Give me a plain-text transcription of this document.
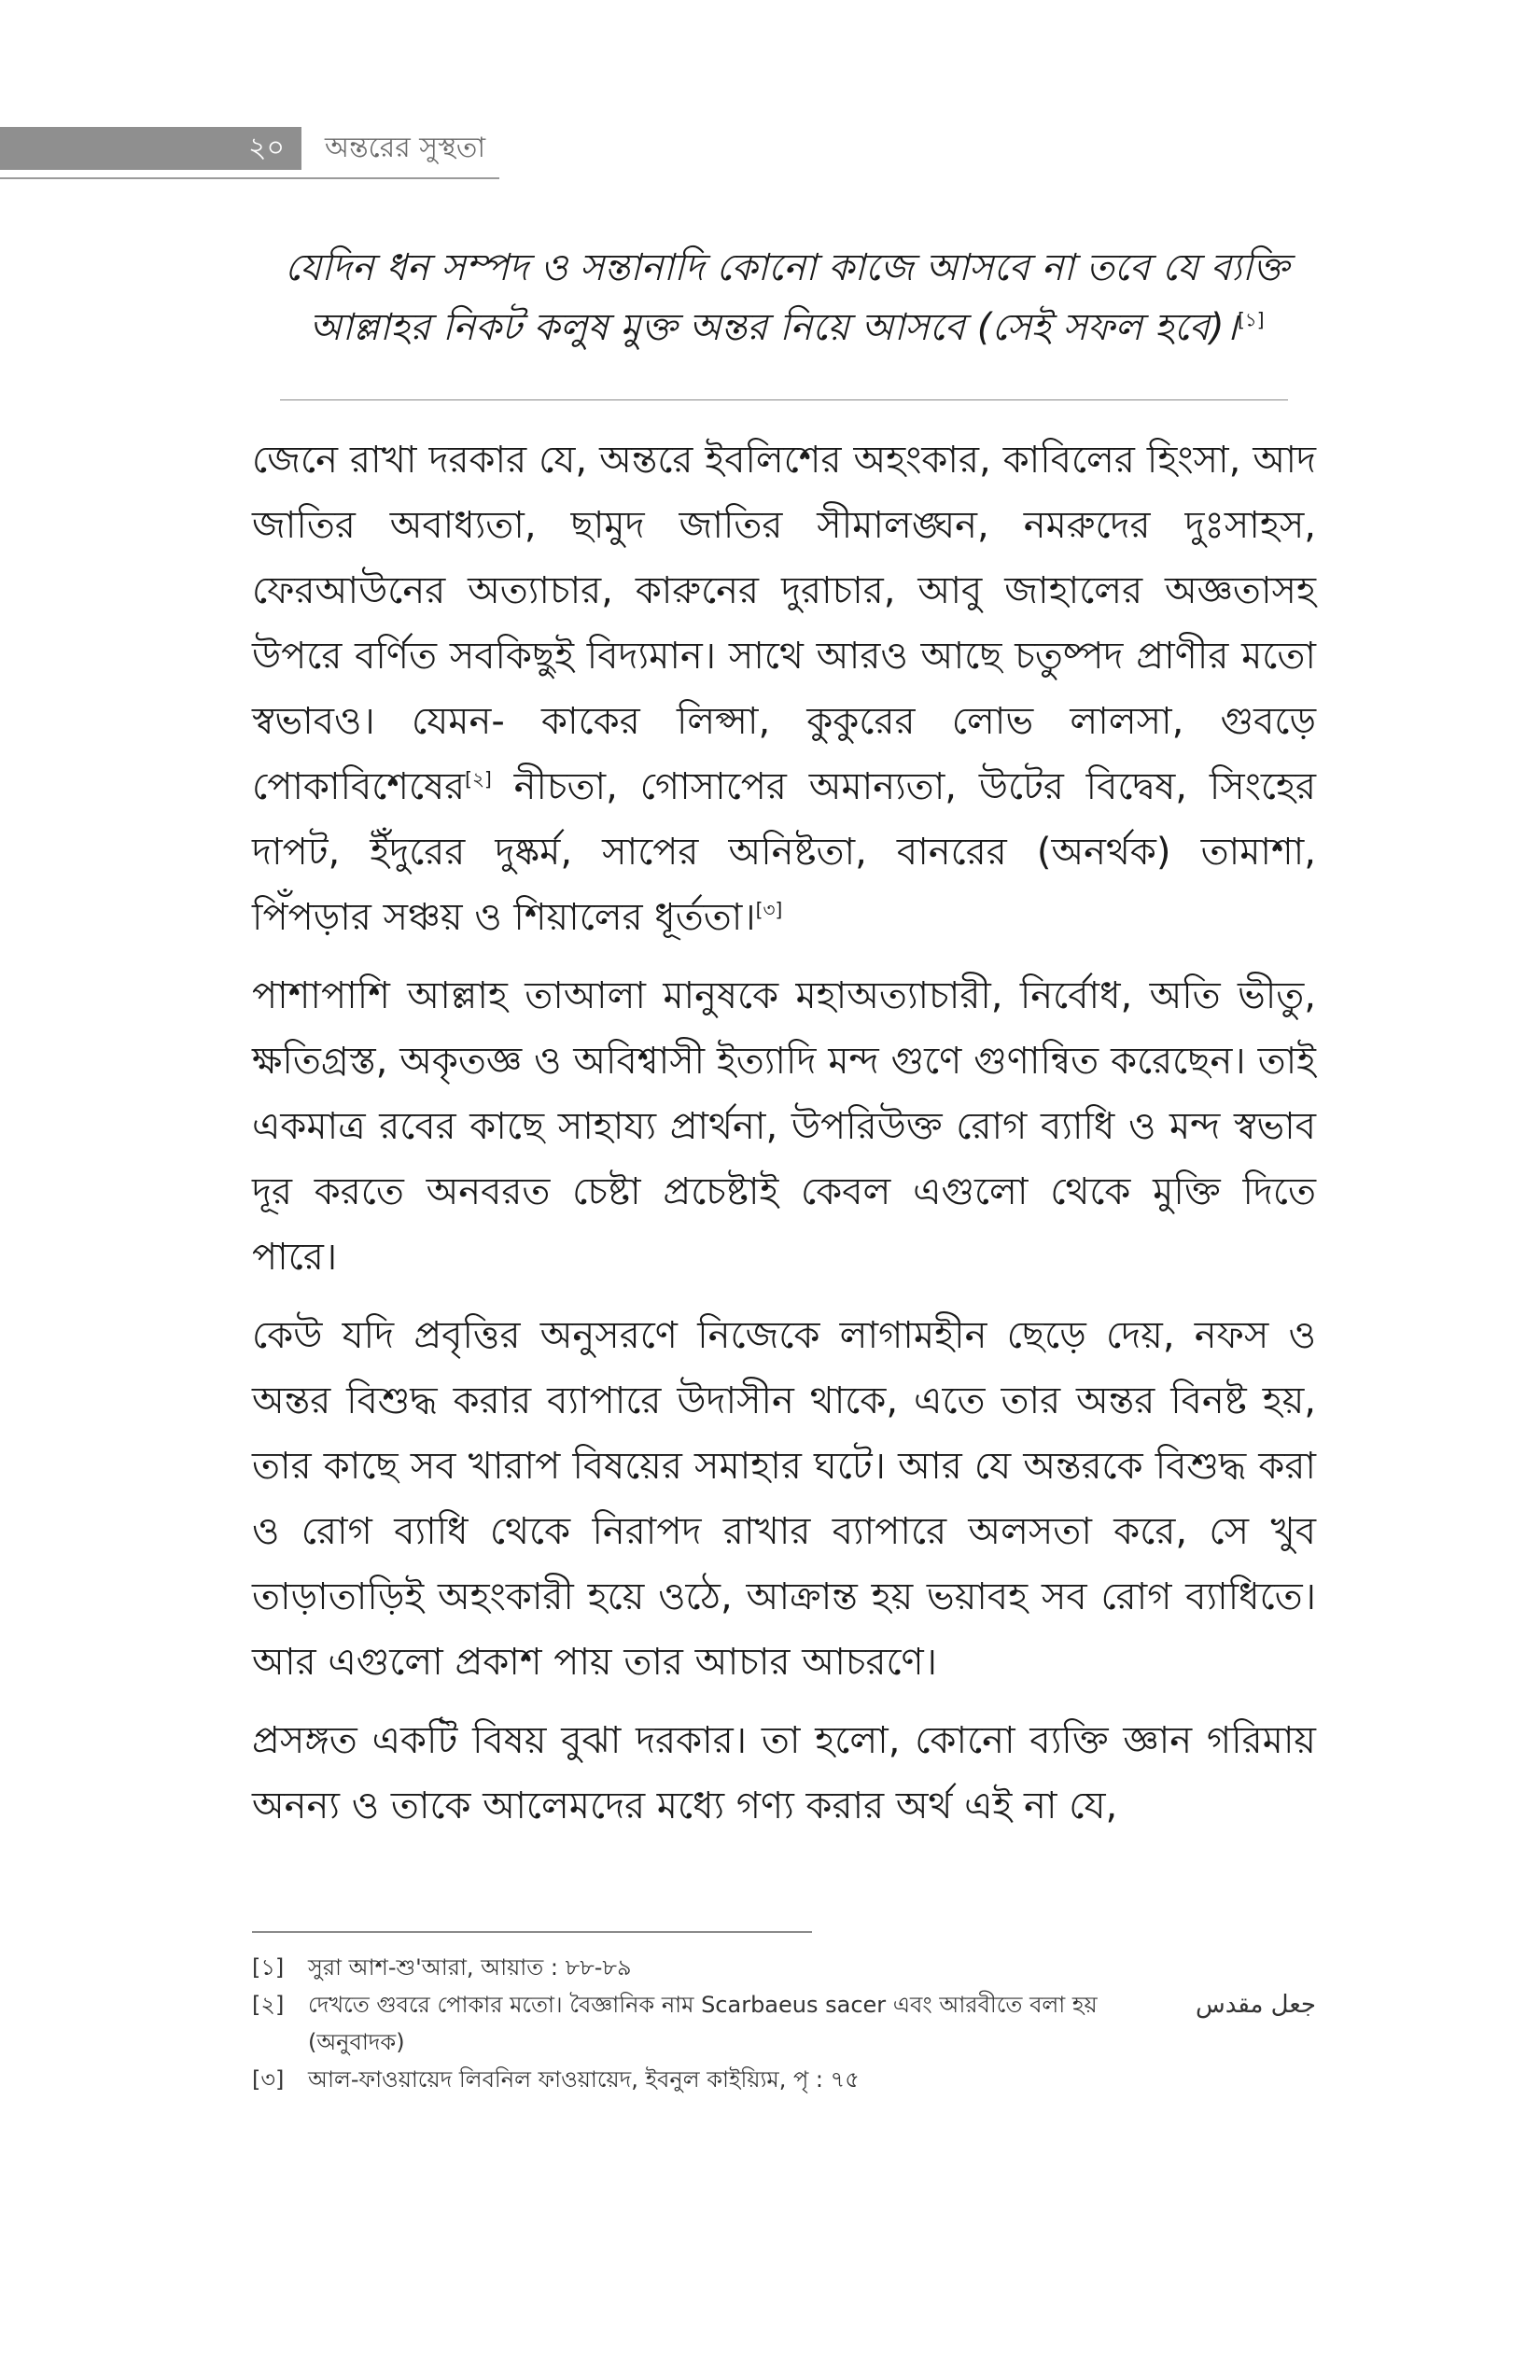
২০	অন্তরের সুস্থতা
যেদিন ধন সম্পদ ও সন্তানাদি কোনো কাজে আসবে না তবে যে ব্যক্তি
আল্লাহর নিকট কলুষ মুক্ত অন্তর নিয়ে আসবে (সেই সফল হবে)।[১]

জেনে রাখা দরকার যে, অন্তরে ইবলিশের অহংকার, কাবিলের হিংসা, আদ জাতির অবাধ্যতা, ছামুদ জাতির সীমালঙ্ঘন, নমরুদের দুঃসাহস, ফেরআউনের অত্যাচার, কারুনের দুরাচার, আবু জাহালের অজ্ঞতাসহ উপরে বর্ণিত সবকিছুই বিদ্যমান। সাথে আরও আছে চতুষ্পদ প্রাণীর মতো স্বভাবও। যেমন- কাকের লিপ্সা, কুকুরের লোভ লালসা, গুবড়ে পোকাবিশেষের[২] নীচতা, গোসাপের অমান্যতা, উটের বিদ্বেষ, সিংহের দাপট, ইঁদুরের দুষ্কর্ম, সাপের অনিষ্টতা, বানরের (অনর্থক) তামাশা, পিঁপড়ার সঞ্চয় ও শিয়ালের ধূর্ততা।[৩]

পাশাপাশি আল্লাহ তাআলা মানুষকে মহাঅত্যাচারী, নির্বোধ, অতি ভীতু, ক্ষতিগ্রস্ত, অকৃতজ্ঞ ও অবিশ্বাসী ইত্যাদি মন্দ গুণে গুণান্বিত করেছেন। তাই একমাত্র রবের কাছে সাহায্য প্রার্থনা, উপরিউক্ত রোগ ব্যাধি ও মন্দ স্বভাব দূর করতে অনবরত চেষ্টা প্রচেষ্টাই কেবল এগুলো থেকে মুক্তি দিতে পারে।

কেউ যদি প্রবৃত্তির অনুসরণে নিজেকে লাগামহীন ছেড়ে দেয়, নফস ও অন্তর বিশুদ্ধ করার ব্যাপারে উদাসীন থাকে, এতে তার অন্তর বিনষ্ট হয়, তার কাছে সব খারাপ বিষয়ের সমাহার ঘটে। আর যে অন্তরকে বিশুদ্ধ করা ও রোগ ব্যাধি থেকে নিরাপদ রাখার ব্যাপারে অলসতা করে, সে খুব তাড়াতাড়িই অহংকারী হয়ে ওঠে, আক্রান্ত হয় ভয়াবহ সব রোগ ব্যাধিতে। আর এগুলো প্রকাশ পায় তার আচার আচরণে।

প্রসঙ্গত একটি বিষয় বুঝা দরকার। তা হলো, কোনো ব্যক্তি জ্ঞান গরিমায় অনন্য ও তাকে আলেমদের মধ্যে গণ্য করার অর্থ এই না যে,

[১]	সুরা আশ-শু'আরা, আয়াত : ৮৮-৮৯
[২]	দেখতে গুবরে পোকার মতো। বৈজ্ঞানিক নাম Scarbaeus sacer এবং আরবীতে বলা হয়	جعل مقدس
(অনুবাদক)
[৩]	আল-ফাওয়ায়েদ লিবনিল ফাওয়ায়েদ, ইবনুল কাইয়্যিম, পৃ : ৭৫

Task:
Would you mind returning each entry above word for word, skipping the images?

Task response:
Give me a plain-text transcription of this document.
২০	অন্তরের সুস্থতা
যেদিন ধন সম্পদ ও সন্তানাদি কোনো কাজে আসবে না তবে যে ব্যক্তি
আল্লাহর নিকট কলুষ মুক্ত অন্তর নিয়ে আসবে (সেই সফল হবে)।[১]

জেনে রাখা দরকার যে, অন্তরে ইবলিশের অহংকার, কাবিলের হিংসা, আদ জাতির অবাধ্যতা, ছামুদ জাতির সীমালঙ্ঘন, নমরুদের দুঃসাহস, ফেরআউনের অত্যাচার, কারুনের দুরাচার, আবু জাহালের অজ্ঞতাসহ উপরে বর্ণিত সবকিছুই বিদ্যমান। সাথে আরও আছে চতুষ্পদ প্রাণীর মতো স্বভাবও। যেমন- কাকের লিপ্সা, কুকুরের লোভ লালসা, গুবড়ে পোকাবিশেষের[২] নীচতা, গোসাপের অমান্যতা, উটের বিদ্বেষ, সিংহের দাপট, ইঁদুরের দুষ্কর্ম, সাপের অনিষ্টতা, বানরের (অনর্থক) তামাশা, পিঁপড়ার সঞ্চয় ও শিয়ালের ধূর্ততা।[৩]

পাশাপাশি আল্লাহ তাআলা মানুষকে মহাঅত্যাচারী, নির্বোধ, অতি ভীতু, ক্ষতিগ্রস্ত, অকৃতজ্ঞ ও অবিশ্বাসী ইত্যাদি মন্দ গুণে গুণান্বিত করেছেন। তাই একমাত্র রবের কাছে সাহায্য প্রার্থনা, উপরিউক্ত রোগ ব্যাধি ও মন্দ স্বভাব দূর করতে অনবরত চেষ্টা প্রচেষ্টাই কেবল এগুলো থেকে মুক্তি দিতে পারে।

কেউ যদি প্রবৃত্তির অনুসরণে নিজেকে লাগামহীন ছেড়ে দেয়, নফস ও অন্তর বিশুদ্ধ করার ব্যাপারে উদাসীন থাকে, এতে তার অন্তর বিনষ্ট হয়, তার কাছে সব খারাপ বিষয়ের সমাহার ঘটে। আর যে অন্তরকে বিশুদ্ধ করা ও রোগ ব্যাধি থেকে নিরাপদ রাখার ব্যাপারে অলসতা করে, সে খুব তাড়াতাড়িই অহংকারী হয়ে ওঠে, আক্রান্ত হয় ভয়াবহ সব রোগ ব্যাধিতে। আর এগুলো প্রকাশ পায় তার আচার আচরণে।

প্রসঙ্গত একটি বিষয় বুঝা দরকার। তা হলো, কোনো ব্যক্তি জ্ঞান গরিমায় অনন্য ও তাকে আলেমদের মধ্যে গণ্য করার অর্থ এই না যে,

[১]	সুরা আশ-শু'আরা, আয়াত : ৮৮-৮৯
[২]	দেখতে গুবরে পোকার মতো। বৈজ্ঞানিক নাম Scarbaeus sacer এবং আরবীতে বলা হয়	جعل مقدس
(অনুবাদক)
[৩]	আল-ফাওয়ায়েদ লিবনিল ফাওয়ায়েদ, ইবনুল কাইয়্যিম, পৃ : ৭৫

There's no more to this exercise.